Set task:
Copy out all of the data exactly as it appears.

Data for processing:
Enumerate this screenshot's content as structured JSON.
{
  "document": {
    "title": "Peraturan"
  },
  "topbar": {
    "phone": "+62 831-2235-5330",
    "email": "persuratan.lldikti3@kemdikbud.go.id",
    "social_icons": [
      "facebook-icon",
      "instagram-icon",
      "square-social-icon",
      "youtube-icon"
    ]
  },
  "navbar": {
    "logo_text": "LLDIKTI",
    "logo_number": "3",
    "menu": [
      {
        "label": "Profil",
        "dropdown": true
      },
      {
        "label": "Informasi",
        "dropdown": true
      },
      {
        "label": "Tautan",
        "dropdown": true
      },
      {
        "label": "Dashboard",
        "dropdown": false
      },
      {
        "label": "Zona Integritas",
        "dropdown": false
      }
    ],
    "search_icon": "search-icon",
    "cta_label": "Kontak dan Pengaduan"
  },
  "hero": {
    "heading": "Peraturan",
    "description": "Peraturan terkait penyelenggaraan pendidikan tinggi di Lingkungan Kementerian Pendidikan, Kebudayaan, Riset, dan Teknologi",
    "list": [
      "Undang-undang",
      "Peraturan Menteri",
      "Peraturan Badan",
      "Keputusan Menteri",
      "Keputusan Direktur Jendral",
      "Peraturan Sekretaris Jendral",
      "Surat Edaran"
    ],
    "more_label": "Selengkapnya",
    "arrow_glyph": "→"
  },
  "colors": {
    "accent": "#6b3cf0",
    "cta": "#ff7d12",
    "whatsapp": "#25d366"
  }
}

Result below:
Enumerate this screenshot's content as structured JSON.
{
  "document": {
    "title": "Peraturan"
  },
  "topbar": {
    "phone": "+62 831-2235-5330",
    "email": "persuratan.lldikti3@kemdikbud.go.id",
    "social_icons": [
      "facebook-icon",
      "instagram-icon",
      "square-social-icon",
      "youtube-icon"
    ]
  },
  "navbar": {
    "logo_text": "LLDIKTI",
    "logo_number": "3",
    "menu": [
      {
        "label": "Profil",
        "dropdown": true
      },
      {
        "label": "Informasi",
        "dropdown": true
      },
      {
        "label": "Tautan",
        "dropdown": true
      },
      {
        "label": "Dashboard",
        "dropdown": false
      },
      {
        "label": "Zona Integritas",
        "dropdown": false
      }
    ],
    "search_icon": "search-icon",
    "cta_label": "Kontak dan Pengaduan"
  },
  "hero": {
    "heading": "Peraturan",
    "description": "Peraturan terkait penyelenggaraan pendidikan tinggi di Lingkungan Kementerian Pendidikan, Kebudayaan, Riset, dan Teknologi",
    "list": [
      "Undang-undang",
      "Peraturan Menteri",
      "Peraturan Badan",
      "Keputusan Menteri",
      "Keputusan Direktur Jendral",
      "Peraturan Sekretaris Jendral",
      "Surat Edaran"
    ],
    "more_label": "Selengkapnya",
    "arrow_glyph": "→"
  },
  "colors": {
    "accent": "#6b3cf0",
    "cta": "#ff7d12",
    "whatsapp": "#25d366"
  }
}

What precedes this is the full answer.